>> start
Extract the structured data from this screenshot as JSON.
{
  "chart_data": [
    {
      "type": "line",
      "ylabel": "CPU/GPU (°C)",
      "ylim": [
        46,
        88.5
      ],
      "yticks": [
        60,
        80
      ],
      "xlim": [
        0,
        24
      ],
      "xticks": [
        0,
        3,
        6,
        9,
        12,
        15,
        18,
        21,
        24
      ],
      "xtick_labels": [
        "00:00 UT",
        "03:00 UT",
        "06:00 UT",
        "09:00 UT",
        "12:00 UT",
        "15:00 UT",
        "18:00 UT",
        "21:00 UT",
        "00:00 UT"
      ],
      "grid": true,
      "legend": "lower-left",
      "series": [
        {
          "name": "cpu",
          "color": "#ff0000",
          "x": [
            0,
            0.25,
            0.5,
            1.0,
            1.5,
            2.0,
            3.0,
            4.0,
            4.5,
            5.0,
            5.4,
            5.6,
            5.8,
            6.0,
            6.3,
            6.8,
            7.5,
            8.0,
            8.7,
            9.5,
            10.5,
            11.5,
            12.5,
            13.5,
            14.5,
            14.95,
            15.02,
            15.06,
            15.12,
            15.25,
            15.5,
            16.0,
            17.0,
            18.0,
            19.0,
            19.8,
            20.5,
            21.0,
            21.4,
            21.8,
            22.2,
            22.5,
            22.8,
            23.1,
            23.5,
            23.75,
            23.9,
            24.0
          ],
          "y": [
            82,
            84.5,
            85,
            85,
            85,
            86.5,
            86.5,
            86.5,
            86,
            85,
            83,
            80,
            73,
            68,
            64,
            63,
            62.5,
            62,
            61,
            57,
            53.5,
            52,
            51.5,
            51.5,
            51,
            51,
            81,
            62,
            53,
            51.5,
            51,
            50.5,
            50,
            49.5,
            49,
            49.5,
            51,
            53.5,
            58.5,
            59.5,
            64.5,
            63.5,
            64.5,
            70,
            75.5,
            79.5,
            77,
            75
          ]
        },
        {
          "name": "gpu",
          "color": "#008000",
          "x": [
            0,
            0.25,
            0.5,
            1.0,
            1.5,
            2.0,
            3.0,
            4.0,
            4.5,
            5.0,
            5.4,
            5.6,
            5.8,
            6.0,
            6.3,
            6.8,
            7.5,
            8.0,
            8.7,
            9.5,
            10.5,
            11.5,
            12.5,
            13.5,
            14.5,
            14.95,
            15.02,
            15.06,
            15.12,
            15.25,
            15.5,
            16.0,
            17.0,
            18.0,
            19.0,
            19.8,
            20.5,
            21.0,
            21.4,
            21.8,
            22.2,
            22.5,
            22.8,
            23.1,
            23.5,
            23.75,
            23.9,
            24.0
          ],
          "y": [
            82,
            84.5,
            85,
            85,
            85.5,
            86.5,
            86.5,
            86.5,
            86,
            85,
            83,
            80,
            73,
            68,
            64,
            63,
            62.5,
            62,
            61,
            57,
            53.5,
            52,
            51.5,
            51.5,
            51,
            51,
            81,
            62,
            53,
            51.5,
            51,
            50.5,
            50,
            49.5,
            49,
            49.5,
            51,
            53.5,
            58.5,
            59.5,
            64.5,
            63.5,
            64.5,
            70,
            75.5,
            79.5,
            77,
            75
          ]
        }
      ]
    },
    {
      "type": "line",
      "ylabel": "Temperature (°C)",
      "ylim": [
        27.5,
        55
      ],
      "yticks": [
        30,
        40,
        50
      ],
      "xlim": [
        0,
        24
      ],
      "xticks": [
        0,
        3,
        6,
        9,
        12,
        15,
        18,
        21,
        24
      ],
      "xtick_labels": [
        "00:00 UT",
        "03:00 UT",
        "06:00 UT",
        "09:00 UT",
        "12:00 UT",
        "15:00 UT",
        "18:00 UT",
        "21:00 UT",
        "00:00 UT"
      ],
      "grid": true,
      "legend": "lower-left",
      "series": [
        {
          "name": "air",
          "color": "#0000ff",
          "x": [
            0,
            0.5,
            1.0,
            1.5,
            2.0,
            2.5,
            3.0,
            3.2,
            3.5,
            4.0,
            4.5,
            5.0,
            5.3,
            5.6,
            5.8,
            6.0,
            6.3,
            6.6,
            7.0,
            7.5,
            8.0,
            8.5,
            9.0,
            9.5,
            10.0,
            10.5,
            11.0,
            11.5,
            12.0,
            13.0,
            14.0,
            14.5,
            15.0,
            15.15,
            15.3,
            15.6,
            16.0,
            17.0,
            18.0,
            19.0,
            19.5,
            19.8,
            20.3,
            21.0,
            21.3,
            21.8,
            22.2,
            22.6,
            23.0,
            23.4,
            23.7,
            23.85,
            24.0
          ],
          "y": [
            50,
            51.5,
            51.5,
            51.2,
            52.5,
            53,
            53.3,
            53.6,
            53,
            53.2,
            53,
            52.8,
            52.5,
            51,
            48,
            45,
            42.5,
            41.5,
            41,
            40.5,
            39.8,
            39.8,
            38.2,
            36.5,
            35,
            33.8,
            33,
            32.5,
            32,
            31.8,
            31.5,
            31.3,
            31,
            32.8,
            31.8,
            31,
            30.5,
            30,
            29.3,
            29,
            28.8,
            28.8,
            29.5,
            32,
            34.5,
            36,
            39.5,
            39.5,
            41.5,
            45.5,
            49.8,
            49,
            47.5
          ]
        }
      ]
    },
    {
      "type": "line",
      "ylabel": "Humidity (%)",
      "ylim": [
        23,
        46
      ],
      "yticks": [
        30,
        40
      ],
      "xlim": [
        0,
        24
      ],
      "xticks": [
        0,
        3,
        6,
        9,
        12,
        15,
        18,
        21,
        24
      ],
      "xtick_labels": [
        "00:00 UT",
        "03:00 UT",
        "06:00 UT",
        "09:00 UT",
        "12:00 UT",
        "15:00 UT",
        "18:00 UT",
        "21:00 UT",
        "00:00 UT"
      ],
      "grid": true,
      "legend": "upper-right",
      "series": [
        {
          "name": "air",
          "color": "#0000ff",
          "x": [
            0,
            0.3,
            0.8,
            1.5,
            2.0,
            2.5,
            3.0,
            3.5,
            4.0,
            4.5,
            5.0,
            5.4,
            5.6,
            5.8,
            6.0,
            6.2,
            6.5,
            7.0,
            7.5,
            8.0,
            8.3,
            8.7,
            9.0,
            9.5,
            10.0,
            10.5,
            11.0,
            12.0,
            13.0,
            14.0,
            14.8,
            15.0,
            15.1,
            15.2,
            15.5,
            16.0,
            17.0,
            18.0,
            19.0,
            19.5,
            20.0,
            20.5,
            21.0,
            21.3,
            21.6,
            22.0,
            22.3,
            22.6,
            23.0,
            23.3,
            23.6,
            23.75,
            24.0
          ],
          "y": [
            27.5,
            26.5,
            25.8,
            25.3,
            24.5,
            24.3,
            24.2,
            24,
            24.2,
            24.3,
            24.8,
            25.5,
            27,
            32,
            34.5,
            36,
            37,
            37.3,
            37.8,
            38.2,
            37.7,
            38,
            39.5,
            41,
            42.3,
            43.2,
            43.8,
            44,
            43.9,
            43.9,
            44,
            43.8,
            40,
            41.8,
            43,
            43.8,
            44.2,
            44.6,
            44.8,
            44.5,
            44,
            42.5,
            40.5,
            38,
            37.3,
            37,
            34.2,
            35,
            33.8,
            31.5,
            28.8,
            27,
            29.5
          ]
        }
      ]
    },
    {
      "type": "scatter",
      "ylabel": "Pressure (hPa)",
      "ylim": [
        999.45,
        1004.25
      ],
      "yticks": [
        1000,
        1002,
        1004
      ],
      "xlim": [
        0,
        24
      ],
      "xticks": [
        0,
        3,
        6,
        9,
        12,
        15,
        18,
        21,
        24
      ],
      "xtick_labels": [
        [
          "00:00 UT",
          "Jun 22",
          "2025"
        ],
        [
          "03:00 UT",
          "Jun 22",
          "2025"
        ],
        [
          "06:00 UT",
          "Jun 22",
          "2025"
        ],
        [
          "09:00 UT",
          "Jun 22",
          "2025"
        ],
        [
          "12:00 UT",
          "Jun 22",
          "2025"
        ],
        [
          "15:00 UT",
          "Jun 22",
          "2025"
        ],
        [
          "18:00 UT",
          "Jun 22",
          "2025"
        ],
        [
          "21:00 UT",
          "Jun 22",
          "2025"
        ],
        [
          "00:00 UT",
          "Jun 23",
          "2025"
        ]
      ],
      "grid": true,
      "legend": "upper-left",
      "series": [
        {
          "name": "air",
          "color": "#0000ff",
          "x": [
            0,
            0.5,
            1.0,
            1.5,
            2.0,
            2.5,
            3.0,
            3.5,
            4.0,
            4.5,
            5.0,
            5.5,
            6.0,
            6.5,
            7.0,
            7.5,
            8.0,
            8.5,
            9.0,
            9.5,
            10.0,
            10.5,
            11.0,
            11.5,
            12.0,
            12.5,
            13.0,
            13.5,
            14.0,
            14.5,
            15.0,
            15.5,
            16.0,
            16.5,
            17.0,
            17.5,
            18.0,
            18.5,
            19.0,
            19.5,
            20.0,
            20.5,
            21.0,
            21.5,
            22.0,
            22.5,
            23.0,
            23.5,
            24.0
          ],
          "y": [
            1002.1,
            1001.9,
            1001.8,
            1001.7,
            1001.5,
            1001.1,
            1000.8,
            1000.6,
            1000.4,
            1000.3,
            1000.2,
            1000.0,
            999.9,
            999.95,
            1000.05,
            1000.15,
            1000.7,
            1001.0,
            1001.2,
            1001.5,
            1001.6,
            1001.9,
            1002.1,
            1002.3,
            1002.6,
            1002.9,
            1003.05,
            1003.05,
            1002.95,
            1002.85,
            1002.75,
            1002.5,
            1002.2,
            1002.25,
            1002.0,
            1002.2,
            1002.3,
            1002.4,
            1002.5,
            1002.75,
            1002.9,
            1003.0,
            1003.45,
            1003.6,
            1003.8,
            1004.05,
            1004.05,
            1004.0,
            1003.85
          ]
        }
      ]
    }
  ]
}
>> end
▶ **Objective**:
Copy each line of the listing that includes "upper".

▶ **Exercise output**:
      "legend": "upper-right",
      "legend": "upper-left",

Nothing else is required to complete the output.